→ WHAT TO DO
Transcribe the records below exactly as they appear.

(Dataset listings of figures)
----------------
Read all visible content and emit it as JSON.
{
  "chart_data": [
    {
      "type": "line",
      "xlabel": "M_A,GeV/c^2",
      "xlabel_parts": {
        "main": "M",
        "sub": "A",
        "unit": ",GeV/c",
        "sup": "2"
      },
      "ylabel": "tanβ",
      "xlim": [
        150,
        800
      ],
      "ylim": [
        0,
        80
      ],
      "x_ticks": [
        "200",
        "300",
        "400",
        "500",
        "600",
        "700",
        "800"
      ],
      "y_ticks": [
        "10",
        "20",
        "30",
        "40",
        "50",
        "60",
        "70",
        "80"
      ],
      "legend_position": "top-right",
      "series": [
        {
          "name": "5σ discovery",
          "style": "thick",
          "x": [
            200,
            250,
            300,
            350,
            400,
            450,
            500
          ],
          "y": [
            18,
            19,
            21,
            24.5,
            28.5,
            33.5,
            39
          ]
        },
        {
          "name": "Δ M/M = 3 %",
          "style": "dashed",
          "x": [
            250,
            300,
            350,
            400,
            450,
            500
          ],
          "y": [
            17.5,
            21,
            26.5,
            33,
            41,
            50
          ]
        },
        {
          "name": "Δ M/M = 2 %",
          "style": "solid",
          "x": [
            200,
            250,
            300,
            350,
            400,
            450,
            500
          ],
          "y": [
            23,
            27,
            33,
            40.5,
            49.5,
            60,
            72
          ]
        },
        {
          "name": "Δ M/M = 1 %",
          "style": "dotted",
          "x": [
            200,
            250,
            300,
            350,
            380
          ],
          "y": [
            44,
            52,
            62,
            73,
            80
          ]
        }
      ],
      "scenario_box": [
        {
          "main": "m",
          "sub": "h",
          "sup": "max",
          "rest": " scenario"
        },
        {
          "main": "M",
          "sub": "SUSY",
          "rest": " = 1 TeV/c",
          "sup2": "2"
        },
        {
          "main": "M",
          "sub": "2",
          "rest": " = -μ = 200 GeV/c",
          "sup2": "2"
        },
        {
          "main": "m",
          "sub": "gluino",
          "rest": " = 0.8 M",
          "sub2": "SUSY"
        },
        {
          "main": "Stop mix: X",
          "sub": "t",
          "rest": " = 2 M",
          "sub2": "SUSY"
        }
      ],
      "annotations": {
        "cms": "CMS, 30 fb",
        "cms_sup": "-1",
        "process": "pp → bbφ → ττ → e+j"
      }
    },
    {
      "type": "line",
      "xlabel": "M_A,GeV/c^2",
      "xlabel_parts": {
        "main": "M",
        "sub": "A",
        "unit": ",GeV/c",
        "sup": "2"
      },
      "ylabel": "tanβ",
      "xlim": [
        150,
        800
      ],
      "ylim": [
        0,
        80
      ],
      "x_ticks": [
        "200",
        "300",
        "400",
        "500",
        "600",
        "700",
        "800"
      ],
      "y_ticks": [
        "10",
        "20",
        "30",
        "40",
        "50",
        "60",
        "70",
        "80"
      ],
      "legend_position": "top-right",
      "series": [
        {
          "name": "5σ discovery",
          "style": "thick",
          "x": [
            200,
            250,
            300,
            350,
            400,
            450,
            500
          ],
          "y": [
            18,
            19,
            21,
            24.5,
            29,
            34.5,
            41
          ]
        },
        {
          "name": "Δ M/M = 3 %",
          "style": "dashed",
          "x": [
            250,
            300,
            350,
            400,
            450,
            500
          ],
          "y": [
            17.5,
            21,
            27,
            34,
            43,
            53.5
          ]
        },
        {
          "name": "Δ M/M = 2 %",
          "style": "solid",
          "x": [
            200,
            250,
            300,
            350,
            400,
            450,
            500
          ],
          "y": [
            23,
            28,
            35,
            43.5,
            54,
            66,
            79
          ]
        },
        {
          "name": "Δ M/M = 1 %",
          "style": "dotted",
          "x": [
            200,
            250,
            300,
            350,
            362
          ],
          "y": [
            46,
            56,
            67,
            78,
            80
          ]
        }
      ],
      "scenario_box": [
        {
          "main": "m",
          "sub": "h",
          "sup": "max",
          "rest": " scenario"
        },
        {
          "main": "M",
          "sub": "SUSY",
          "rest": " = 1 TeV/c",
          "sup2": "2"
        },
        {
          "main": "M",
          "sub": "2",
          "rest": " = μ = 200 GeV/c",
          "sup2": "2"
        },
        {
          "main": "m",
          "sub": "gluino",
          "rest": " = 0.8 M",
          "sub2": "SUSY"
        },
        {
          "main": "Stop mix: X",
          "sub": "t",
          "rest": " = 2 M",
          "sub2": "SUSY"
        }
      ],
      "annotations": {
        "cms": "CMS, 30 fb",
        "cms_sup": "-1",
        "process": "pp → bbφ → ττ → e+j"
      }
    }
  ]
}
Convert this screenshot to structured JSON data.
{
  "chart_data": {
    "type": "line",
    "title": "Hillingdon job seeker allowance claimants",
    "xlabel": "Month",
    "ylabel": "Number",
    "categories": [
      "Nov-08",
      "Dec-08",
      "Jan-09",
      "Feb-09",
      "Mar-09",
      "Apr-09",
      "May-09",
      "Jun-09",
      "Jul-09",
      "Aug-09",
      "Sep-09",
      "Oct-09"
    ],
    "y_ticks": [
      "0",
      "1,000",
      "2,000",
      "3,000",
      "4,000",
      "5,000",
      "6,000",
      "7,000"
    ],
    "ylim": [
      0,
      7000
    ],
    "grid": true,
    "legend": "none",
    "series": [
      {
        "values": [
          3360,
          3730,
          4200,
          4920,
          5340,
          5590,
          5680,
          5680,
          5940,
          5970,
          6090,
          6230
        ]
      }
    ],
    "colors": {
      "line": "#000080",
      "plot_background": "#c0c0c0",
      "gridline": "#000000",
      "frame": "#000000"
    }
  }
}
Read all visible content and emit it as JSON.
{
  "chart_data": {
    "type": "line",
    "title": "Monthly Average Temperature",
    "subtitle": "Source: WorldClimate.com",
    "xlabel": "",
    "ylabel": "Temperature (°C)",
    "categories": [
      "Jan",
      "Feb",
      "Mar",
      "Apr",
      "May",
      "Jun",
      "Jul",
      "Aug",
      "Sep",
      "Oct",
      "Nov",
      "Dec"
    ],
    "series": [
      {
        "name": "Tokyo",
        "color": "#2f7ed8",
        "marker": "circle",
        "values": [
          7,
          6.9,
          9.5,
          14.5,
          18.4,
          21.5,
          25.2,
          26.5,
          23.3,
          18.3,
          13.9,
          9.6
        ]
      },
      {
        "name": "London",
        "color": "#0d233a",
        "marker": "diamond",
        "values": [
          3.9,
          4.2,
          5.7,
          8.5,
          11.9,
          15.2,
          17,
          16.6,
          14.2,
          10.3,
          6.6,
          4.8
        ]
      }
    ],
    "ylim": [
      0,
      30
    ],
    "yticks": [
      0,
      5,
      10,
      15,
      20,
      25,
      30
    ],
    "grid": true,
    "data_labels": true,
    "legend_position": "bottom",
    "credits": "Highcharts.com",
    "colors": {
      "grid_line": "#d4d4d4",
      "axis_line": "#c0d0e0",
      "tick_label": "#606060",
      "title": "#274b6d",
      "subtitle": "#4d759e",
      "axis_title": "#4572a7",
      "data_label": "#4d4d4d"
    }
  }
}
----------------
→ PROBLEM SOLUTION
Read all visible content and emit it as JSON.
{
  "chart_data": [
    {
      "type": "line",
      "xlabel": "M_A,GeV/c^2",
      "xlabel_parts": {
        "main": "M",
        "sub": "A",
        "unit": ",GeV/c",
        "sup": "2"
      },
      "ylabel": "tanβ",
      "xlim": [
        150,
        800
      ],
      "ylim": [
        0,
        80
      ],
      "x_ticks": [
        "200",
        "300",
        "400",
        "500",
        "600",
        "700",
        "800"
      ],
      "y_ticks": [
        "10",
        "20",
        "30",
        "40",
        "50",
        "60",
        "70",
        "80"
      ],
      "legend_position": "top-right",
      "series": [
        {
          "name": "5σ discovery",
          "style": "thick",
          "x": [
            200,
            250,
            300,
            350,
            400,
            450,
            500
          ],
          "y": [
            18,
            19,
            21,
            24.5,
            28.5,
            33.5,
            39
          ]
        },
        {
          "name": "Δ M/M = 3 %",
          "style": "dashed",
          "x": [
            250,
            300,
            350,
            400,
            450,
            500
          ],
          "y": [
            17.5,
            21,
            26.5,
            33,
            41,
            50
          ]
        },
        {
          "name": "Δ M/M = 2 %",
          "style": "solid",
          "x": [
            200,
            250,
            300,
            350,
            400,
            450,
            500
          ],
          "y": [
            23,
            27,
            33,
            40.5,
            49.5,
            60,
            72
          ]
        },
        {
          "name": "Δ M/M = 1 %",
          "style": "dotted",
          "x": [
            200,
            250,
            300,
            350,
            380
          ],
          "y": [
            44,
            52,
            62,
            73,
            80
          ]
        }
      ],
      "scenario_box": [
        {
          "main": "m",
          "sub": "h",
          "sup": "max",
          "rest": " scenario"
        },
        {
          "main": "M",
          "sub": "SUSY",
          "rest": " = 1 TeV/c",
          "sup2": "2"
        },
        {
          "main": "M",
          "sub": "2",
          "rest": " = -μ = 200 GeV/c",
          "sup2": "2"
        },
        {
          "main": "m",
          "sub": "gluino",
          "rest": " = 0.8 M",
          "sub2": "SUSY"
        },
        {
          "main": "Stop mix: X",
          "sub": "t",
          "rest": " = 2 M",
          "sub2": "SUSY"
        }
      ],
      "annotations": {
        "cms": "CMS, 30 fb",
        "cms_sup": "-1",
        "process": "pp → bbφ → ττ → e+j"
      }
    },
    {
      "type": "line",
      "xlabel": "M_A,GeV/c^2",
      "xlabel_parts": {
        "main": "M",
        "sub": "A",
        "unit": ",GeV/c",
        "sup": "2"
      },
      "ylabel": "tanβ",
      "xlim": [
        150,
        800
      ],
      "ylim": [
        0,
        80
      ],
      "x_ticks": [
        "200",
        "300",
        "400",
        "500",
        "600",
        "700",
        "800"
      ],
      "y_ticks": [
        "10",
        "20",
        "30",
        "40",
        "50",
        "60",
        "70",
        "80"
      ],
      "legend_position": "top-right",
      "series": [
        {
          "name": "5σ discovery",
          "style": "thick",
          "x": [
            200,
            250,
            300,
            350,
            400,
            450,
            500
          ],
          "y": [
            18,
            19,
            21,
            24.5,
            29,
            34.5,
            41
          ]
        },
        {
          "name": "Δ M/M = 3 %",
          "style": "dashed",
          "x": [
            250,
            300,
            350,
            400,
            450,
            500
          ],
          "y": [
            17.5,
            21,
            27,
            34,
            43,
            53.5
          ]
        },
        {
          "name": "Δ M/M = 2 %",
          "style": "solid",
          "x": [
            200,
            250,
            300,
            350,
            400,
            450,
            500
          ],
          "y": [
            23,
            28,
            35,
            43.5,
            54,
            66,
            79
          ]
        },
        {
          "name": "Δ M/M = 1 %",
          "style": "dotted",
          "x": [
            200,
            250,
            300,
            350,
            362
          ],
          "y": [
            46,
            56,
            67,
            78,
            80
          ]
        }
      ],
      "scenario_box": [
        {
          "main": "m",
          "sub": "h",
          "sup": "max",
          "rest": " scenario"
        },
        {
          "main": "M",
          "sub": "SUSY",
          "rest": " = 1 TeV/c",
          "sup2": "2"
        },
        {
          "main": "M",
          "sub": "2",
          "rest": " = μ = 200 GeV/c",
          "sup2": "2"
        },
        {
          "main": "m",
          "sub": "gluino",
          "rest": " = 0.8 M",
          "sub2": "SUSY"
        },
        {
          "main": "Stop mix: X",
          "sub": "t",
          "rest": " = 2 M",
          "sub2": "SUSY"
        }
      ],
      "annotations": {
        "cms": "CMS, 30 fb",
        "cms_sup": "-1",
        "process": "pp → bbφ → ττ → e+j"
      }
    }
  ]
}
Convert this screenshot to structured JSON data.
{
  "chart_data": {
    "type": "line",
    "title": "Hillingdon job seeker allowance claimants",
    "xlabel": "Month",
    "ylabel": "Number",
    "categories": [
      "Nov-08",
      "Dec-08",
      "Jan-09",
      "Feb-09",
      "Mar-09",
      "Apr-09",
      "May-09",
      "Jun-09",
      "Jul-09",
      "Aug-09",
      "Sep-09",
      "Oct-09"
    ],
    "y_ticks": [
      "0",
      "1,000",
      "2,000",
      "3,000",
      "4,000",
      "5,000",
      "6,000",
      "7,000"
    ],
    "ylim": [
      0,
      7000
    ],
    "grid": true,
    "legend": "none",
    "series": [
      {
        "values": [
          3360,
          3730,
          4200,
          4920,
          5340,
          5590,
          5680,
          5680,
          5940,
          5970,
          6090,
          6230
        ]
      }
    ],
    "colors": {
      "line": "#000080",
      "plot_background": "#c0c0c0",
      "gridline": "#000000",
      "frame": "#000000"
    }
  }
}
Read all visible content and emit it as JSON.
{
  "chart_data": {
    "type": "line",
    "title": "Monthly Average Temperature",
    "subtitle": "Source: WorldClimate.com",
    "xlabel": "",
    "ylabel": "Temperature (°C)",
    "categories": [
      "Jan",
      "Feb",
      "Mar",
      "Apr",
      "May",
      "Jun",
      "Jul",
      "Aug",
      "Sep",
      "Oct",
      "Nov",
      "Dec"
    ],
    "series": [
      {
        "name": "Tokyo",
        "color": "#2f7ed8",
        "marker": "circle",
        "values": [
          7,
          6.9,
          9.5,
          14.5,
          18.4,
          21.5,
          25.2,
          26.5,
          23.3,
          18.3,
          13.9,
          9.6
        ]
      },
      {
        "name": "London",
        "color": "#0d233a",
        "marker": "diamond",
        "values": [
          3.9,
          4.2,
          5.7,
          8.5,
          11.9,
          15.2,
          17,
          16.6,
          14.2,
          10.3,
          6.6,
          4.8
        ]
      }
    ],
    "ylim": [
      0,
      30
    ],
    "yticks": [
      0,
      5,
      10,
      15,
      20,
      25,
      30
    ],
    "grid": true,
    "data_labels": true,
    "legend_position": "bottom",
    "credits": "Highcharts.com",
    "colors": {
      "grid_line": "#d4d4d4",
      "axis_line": "#c0d0e0",
      "tick_label": "#606060",
      "title": "#274b6d",
      "subtitle": "#4d759e",
      "axis_title": "#4572a7",
      "data_label": "#4d4d4d"
    }
  }
}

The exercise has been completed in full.